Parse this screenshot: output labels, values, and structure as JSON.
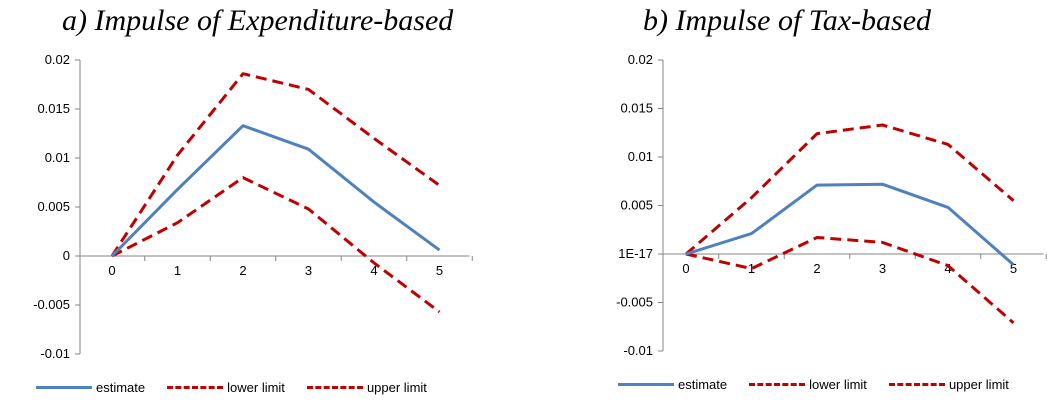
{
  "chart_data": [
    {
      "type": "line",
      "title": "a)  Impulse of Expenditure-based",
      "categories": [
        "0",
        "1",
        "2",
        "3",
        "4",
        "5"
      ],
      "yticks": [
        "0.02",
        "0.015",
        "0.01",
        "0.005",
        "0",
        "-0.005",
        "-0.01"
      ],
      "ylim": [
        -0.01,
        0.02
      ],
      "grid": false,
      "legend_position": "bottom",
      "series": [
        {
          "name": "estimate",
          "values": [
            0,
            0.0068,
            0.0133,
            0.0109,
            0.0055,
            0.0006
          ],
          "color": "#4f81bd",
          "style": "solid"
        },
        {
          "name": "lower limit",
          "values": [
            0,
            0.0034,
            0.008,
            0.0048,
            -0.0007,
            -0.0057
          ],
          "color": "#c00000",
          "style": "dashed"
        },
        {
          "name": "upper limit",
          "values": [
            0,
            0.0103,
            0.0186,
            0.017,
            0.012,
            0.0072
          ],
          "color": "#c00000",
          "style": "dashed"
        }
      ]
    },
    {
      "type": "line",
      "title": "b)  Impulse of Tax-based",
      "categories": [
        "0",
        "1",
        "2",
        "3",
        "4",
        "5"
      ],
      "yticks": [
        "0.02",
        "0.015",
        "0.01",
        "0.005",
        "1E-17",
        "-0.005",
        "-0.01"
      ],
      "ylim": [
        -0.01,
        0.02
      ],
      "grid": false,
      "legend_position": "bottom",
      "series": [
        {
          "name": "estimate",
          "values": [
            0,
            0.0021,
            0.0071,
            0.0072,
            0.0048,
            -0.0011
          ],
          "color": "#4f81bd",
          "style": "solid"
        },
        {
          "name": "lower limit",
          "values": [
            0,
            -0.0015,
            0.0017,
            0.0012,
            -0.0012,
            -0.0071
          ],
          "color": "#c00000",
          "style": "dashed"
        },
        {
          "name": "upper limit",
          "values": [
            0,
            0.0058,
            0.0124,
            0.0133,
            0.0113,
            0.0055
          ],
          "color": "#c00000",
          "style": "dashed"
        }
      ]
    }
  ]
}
#####
> What needs to be done:
Repeat each entry exactly as given; no pictures belong in the copy.

> Answer to this task:
Parse this screenshot: output labels, values, and structure as JSON.
{
  "chart_data": [
    {
      "type": "line",
      "title": "a)  Impulse of Expenditure-based",
      "categories": [
        "0",
        "1",
        "2",
        "3",
        "4",
        "5"
      ],
      "yticks": [
        "0.02",
        "0.015",
        "0.01",
        "0.005",
        "0",
        "-0.005",
        "-0.01"
      ],
      "ylim": [
        -0.01,
        0.02
      ],
      "grid": false,
      "legend_position": "bottom",
      "series": [
        {
          "name": "estimate",
          "values": [
            0,
            0.0068,
            0.0133,
            0.0109,
            0.0055,
            0.0006
          ],
          "color": "#4f81bd",
          "style": "solid"
        },
        {
          "name": "lower limit",
          "values": [
            0,
            0.0034,
            0.008,
            0.0048,
            -0.0007,
            -0.0057
          ],
          "color": "#c00000",
          "style": "dashed"
        },
        {
          "name": "upper limit",
          "values": [
            0,
            0.0103,
            0.0186,
            0.017,
            0.012,
            0.0072
          ],
          "color": "#c00000",
          "style": "dashed"
        }
      ]
    },
    {
      "type": "line",
      "title": "b)  Impulse of Tax-based",
      "categories": [
        "0",
        "1",
        "2",
        "3",
        "4",
        "5"
      ],
      "yticks": [
        "0.02",
        "0.015",
        "0.01",
        "0.005",
        "1E-17",
        "-0.005",
        "-0.01"
      ],
      "ylim": [
        -0.01,
        0.02
      ],
      "grid": false,
      "legend_position": "bottom",
      "series": [
        {
          "name": "estimate",
          "values": [
            0,
            0.0021,
            0.0071,
            0.0072,
            0.0048,
            -0.0011
          ],
          "color": "#4f81bd",
          "style": "solid"
        },
        {
          "name": "lower limit",
          "values": [
            0,
            -0.0015,
            0.0017,
            0.0012,
            -0.0012,
            -0.0071
          ],
          "color": "#c00000",
          "style": "dashed"
        },
        {
          "name": "upper limit",
          "values": [
            0,
            0.0058,
            0.0124,
            0.0133,
            0.0113,
            0.0055
          ],
          "color": "#c00000",
          "style": "dashed"
        }
      ]
    }
  ]
}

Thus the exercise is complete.